Work to complete:
Bring together all lines of the material below that contain the string "понятия".

Data records:
= = =

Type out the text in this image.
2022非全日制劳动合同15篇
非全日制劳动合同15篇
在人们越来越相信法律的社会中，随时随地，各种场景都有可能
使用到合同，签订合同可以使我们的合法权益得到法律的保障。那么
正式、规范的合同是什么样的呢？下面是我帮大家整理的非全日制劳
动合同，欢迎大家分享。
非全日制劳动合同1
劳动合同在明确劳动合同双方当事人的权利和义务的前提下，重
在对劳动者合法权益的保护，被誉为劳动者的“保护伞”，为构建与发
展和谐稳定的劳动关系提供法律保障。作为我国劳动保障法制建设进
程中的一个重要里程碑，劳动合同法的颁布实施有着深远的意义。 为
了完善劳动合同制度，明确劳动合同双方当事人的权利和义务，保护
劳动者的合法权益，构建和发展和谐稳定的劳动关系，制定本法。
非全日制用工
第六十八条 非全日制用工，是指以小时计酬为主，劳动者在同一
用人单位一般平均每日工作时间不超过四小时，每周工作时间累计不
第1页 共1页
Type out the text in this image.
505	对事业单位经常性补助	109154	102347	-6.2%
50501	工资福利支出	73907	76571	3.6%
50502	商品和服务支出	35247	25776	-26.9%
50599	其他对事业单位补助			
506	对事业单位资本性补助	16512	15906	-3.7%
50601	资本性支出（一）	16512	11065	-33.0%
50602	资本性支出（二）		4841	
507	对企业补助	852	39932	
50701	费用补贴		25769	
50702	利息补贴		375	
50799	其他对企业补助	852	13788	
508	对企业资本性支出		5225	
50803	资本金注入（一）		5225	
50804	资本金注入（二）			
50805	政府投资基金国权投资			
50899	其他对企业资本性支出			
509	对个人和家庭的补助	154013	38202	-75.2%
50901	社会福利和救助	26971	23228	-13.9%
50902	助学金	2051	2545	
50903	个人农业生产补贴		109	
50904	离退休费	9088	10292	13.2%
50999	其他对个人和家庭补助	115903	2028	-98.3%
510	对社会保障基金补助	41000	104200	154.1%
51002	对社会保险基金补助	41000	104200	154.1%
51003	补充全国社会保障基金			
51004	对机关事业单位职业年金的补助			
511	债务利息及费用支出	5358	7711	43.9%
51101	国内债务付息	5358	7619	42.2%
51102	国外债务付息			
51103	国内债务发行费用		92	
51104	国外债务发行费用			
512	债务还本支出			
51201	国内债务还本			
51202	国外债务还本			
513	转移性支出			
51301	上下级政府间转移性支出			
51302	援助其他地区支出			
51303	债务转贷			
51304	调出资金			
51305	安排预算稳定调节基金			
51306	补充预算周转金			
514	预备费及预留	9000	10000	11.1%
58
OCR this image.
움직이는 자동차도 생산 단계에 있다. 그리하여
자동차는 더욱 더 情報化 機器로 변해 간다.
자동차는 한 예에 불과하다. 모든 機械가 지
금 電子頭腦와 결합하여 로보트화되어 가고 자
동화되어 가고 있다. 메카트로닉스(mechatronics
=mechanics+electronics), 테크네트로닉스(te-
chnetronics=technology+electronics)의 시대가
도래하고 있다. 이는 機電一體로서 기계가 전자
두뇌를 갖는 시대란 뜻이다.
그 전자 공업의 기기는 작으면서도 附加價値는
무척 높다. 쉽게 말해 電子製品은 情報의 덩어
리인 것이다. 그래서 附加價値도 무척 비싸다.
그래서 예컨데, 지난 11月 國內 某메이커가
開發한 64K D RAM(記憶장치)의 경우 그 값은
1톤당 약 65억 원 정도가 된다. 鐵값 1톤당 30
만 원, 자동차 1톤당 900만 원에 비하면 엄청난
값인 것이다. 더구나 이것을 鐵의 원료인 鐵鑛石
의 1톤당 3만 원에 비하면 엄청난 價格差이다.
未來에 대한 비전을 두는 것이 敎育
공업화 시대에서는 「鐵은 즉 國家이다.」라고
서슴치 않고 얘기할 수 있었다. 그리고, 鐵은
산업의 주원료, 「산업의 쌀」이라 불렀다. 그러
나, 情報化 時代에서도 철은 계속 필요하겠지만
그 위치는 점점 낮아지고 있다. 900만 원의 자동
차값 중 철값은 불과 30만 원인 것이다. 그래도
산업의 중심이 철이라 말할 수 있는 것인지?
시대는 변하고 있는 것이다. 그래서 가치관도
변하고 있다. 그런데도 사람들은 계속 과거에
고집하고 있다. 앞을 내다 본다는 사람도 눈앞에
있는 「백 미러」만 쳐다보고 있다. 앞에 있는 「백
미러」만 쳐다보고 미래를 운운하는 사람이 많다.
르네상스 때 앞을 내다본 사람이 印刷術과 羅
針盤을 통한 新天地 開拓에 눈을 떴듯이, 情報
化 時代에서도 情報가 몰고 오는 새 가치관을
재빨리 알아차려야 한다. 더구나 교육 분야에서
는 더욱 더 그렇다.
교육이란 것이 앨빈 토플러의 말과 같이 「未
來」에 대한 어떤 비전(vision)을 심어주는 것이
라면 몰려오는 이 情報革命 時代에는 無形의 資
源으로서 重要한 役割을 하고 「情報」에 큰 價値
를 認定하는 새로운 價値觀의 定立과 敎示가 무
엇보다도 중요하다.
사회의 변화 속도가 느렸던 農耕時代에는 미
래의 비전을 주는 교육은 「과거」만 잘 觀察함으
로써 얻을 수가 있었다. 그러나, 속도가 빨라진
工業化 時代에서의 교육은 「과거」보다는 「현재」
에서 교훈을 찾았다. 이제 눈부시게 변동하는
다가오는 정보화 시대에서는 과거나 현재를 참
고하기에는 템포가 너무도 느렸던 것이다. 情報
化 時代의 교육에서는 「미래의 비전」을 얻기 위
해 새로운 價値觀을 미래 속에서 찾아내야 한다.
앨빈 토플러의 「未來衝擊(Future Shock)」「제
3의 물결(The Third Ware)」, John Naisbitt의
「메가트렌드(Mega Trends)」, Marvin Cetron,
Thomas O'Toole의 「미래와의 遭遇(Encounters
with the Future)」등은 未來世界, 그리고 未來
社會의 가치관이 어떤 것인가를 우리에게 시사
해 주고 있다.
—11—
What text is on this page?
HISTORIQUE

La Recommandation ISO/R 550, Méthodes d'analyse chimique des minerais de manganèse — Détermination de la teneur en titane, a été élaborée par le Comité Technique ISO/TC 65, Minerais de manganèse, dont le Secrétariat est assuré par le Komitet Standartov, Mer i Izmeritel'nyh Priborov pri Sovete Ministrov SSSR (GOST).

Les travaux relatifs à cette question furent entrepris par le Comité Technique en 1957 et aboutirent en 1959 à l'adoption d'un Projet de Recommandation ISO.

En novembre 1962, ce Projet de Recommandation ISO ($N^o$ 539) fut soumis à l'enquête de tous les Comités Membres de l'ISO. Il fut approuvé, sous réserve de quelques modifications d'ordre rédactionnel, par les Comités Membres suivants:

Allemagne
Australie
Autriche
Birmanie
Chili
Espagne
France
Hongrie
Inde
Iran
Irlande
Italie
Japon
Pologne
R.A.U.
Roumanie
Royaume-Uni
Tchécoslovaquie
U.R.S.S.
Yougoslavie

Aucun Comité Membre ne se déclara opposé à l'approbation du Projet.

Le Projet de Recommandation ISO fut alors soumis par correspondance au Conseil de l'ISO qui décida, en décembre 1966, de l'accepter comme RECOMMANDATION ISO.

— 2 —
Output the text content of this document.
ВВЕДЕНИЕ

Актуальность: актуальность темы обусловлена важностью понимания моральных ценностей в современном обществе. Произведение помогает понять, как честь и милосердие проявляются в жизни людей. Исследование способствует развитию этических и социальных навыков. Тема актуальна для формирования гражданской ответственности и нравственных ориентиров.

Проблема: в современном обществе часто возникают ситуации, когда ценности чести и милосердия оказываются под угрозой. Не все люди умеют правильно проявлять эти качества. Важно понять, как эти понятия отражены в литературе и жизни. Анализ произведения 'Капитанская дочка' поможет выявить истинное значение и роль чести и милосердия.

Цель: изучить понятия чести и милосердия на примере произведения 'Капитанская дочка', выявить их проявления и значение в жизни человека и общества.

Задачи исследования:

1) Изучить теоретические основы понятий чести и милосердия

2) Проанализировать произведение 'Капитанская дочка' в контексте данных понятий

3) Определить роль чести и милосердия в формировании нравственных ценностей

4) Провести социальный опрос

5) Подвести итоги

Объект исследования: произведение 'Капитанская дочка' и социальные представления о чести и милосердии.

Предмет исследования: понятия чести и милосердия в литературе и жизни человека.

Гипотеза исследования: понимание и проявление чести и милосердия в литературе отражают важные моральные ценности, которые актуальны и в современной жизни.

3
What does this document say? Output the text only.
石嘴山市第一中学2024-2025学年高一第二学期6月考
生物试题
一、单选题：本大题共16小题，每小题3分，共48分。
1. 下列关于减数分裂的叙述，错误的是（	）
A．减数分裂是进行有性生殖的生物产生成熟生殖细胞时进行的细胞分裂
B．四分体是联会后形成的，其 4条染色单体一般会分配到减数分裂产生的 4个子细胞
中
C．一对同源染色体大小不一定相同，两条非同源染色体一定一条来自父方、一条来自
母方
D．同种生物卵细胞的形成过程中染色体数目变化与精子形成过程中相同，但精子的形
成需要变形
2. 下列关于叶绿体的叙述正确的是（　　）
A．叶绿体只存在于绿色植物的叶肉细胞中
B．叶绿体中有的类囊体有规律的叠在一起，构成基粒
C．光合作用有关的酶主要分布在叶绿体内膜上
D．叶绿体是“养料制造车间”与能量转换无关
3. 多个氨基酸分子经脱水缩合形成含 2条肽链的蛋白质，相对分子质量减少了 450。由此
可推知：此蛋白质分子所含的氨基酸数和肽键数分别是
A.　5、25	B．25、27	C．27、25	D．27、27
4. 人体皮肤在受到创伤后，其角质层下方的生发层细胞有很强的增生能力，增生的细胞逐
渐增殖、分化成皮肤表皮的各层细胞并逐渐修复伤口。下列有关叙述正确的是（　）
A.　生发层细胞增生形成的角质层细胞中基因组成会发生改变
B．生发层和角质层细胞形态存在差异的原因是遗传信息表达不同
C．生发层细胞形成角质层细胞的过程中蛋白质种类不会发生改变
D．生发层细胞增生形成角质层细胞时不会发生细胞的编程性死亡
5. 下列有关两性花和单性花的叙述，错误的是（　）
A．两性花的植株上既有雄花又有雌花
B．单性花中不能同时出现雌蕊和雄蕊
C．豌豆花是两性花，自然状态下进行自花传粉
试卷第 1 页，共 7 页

= = =

Answer:
Проблема: в современном обществе часто возникают ситуации, когда ценности чести и милосердия оказываются под угрозой. Не все люди умеют правильно проявлять эти качества. Важно понять, как эти понятия отражены в литературе и жизни. Анализ произведения 'Капитанская дочка' поможет выявить истинное значение и роль чести и милосердия.
Цель: изучить понятия чести и милосердия на примере произведения 'Капитанская дочка', выявить их проявления и значение в жизни человека и общества.
Предмет исследования: понятия чести и милосердия в литературе и жизни человека.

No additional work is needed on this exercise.